### Goal of the exercise
Update the items below by replacing every "inner panel shading" with "inner panel shadow", keeping everything else the same.

** START Task data **

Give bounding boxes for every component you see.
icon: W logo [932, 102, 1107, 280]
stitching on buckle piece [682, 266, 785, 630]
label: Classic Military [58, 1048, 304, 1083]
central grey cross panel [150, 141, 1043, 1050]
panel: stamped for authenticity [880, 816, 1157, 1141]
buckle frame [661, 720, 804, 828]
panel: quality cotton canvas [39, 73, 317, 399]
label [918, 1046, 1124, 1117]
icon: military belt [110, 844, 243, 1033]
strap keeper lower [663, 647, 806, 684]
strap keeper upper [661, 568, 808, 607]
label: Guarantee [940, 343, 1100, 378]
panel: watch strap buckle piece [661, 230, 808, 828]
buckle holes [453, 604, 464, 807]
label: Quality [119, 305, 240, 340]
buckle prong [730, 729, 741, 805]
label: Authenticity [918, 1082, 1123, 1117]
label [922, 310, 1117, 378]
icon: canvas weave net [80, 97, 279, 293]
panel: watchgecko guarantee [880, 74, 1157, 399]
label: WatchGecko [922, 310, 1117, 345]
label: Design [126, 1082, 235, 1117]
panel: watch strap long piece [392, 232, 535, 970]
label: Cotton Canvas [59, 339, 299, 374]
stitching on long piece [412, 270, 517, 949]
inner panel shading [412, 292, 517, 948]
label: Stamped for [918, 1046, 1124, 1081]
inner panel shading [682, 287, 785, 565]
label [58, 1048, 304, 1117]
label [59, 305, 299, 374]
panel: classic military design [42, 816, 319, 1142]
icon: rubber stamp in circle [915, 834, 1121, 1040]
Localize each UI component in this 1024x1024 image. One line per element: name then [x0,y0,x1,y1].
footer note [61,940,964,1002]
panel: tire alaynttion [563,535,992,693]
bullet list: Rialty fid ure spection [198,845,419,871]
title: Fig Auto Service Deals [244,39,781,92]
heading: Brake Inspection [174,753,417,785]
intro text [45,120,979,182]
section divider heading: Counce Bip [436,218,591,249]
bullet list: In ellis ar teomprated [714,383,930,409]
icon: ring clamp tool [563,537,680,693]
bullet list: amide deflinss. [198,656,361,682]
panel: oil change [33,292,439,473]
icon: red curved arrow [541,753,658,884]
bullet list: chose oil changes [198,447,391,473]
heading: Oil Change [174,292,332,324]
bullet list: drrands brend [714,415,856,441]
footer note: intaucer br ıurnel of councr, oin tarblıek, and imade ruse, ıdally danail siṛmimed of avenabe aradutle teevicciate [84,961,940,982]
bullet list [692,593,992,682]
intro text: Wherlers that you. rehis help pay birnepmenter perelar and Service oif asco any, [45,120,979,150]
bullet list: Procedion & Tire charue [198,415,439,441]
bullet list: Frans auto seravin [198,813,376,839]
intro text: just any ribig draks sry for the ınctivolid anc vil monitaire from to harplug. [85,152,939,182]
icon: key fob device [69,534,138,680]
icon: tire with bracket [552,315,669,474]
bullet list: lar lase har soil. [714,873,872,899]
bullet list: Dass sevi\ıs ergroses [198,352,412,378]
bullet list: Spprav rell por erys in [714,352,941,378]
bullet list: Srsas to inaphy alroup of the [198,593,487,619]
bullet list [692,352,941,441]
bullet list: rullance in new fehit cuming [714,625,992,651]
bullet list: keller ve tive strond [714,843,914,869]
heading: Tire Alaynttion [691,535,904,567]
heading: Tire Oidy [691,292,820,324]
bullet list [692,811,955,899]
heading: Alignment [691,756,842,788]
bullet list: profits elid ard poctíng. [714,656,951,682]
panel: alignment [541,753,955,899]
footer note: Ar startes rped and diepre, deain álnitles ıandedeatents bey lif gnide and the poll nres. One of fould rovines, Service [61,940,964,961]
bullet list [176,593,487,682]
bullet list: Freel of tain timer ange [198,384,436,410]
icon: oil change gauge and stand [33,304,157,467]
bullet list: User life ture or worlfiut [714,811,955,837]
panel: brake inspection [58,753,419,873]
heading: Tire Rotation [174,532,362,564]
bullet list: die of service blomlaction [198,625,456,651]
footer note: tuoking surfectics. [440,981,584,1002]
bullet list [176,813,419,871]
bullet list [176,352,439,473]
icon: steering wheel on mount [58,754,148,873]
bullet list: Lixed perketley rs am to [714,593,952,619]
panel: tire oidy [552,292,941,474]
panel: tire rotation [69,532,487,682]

** END Task data **

### Written response
Give bounding boxes for every component you see.
icon: W logo [932, 102, 1107, 280]
stitching on buckle piece [682, 266, 785, 630]
label: Classic Military [58, 1048, 304, 1083]
central grey cross panel [150, 141, 1043, 1050]
panel: stamped for authenticity [880, 816, 1157, 1141]
buckle frame [661, 720, 804, 828]
panel: quality cotton canvas [39, 73, 317, 399]
label [918, 1046, 1124, 1117]
icon: military belt [110, 844, 243, 1033]
strap keeper lower [663, 647, 806, 684]
strap keeper upper [661, 568, 808, 607]
label: Guarantee [940, 343, 1100, 378]
panel: watch strap buckle piece [661, 230, 808, 828]
buckle holes [453, 604, 464, 807]
label: Quality [119, 305, 240, 340]
buckle prong [730, 729, 741, 805]
label: Authenticity [918, 1082, 1123, 1117]
label [922, 310, 1117, 378]
icon: canvas weave net [80, 97, 279, 293]
panel: watchgecko guarantee [880, 74, 1157, 399]
label: WatchGecko [922, 310, 1117, 345]
label: Design [126, 1082, 235, 1117]
panel: watch strap long piece [392, 232, 535, 970]
label: Cotton Canvas [59, 339, 299, 374]
stitching on long piece [412, 270, 517, 949]
inner panel shadow [412, 292, 517, 948]
label: Stamped for [918, 1046, 1124, 1081]
inner panel shadow [682, 287, 785, 565]
label [58, 1048, 304, 1117]
label [59, 305, 299, 374]
panel: classic military design [42, 816, 319, 1142]
icon: rubber stamp in circle [915, 834, 1121, 1040]
Localize each UI component in this 1024x1024 image. One line per element: name then [x0,y0,x1,y1].
footer note [61,940,964,1002]
panel: tire alaynttion [563,535,992,693]
bullet list: Rialty fid ure spection [198,845,419,871]
title: Fig Auto Service Deals [244,39,781,92]
heading: Brake Inspection [174,753,417,785]
intro text [45,120,979,182]
section divider heading: Counce Bip [436,218,591,249]
bullet list: In ellis ar teomprated [714,383,930,409]
icon: ring clamp tool [563,537,680,693]
bullet list: amide deflinss. [198,656,361,682]
panel: oil change [33,292,439,473]
icon: red curved arrow [541,753,658,884]
bullet list: chose oil changes [198,447,391,473]
heading: Oil Change [174,292,332,324]
bullet list: drrands brend [714,415,856,441]
footer note: intaucer br ıurnel of councr, oin tarblıek, and imade ruse, ıdally danail siṛmimed of avenabe aradutle teevicciate [84,961,940,982]
bullet list [692,593,992,682]
intro text: Wherlers that you. rehis help pay birnepmenter perelar and Service oif asco any, [45,120,979,150]
bullet list: Procedion & Tire charue [198,415,439,441]
bullet list: Frans auto seravin [198,813,376,839]
intro text: just any ribig draks sry for the ınctivolid anc vil monitaire from to harplug. [85,152,939,182]
icon: key fob device [69,534,138,680]
icon: tire with bracket [552,315,669,474]
bullet list: lar lase har soil. [714,873,872,899]
bullet list: Dass sevi\ıs ergroses [198,352,412,378]
bullet list: Spprav rell por erys in [714,352,941,378]
bullet list: Srsas to inaphy alroup of the [198,593,487,619]
bullet list [692,352,941,441]
bullet list: rullance in new fehit cuming [714,625,992,651]
bullet list: keller ve tive strond [714,843,914,869]
heading: Tire Alaynttion [691,535,904,567]
heading: Tire Oidy [691,292,820,324]
bullet list [692,811,955,899]
heading: Alignment [691,756,842,788]
bullet list: profits elid ard poctíng. [714,656,951,682]
panel: alignment [541,753,955,899]
footer note: Ar startes rped and diepre, deain álnitles ıandedeatents bey lif gnide and the poll nres. One of fould rovines, Service [61,940,964,961]
bullet list [176,593,487,682]
bullet list: Freel of tain timer ange [198,384,436,410]
icon: oil change gauge and stand [33,304,157,467]
bullet list: User life ture or worlfiut [714,811,955,837]
panel: brake inspection [58,753,419,873]
heading: Tire Rotation [174,532,362,564]
bullet list: die of service blomlaction [198,625,456,651]
footer note: tuoking surfectics. [440,981,584,1002]
bullet list [176,813,419,871]
bullet list [176,352,439,473]
icon: steering wheel on mount [58,754,148,873]
bullet list: Lixed perketley rs am to [714,593,952,619]
panel: tire oidy [552,292,941,474]
panel: tire rotation [69,532,487,682]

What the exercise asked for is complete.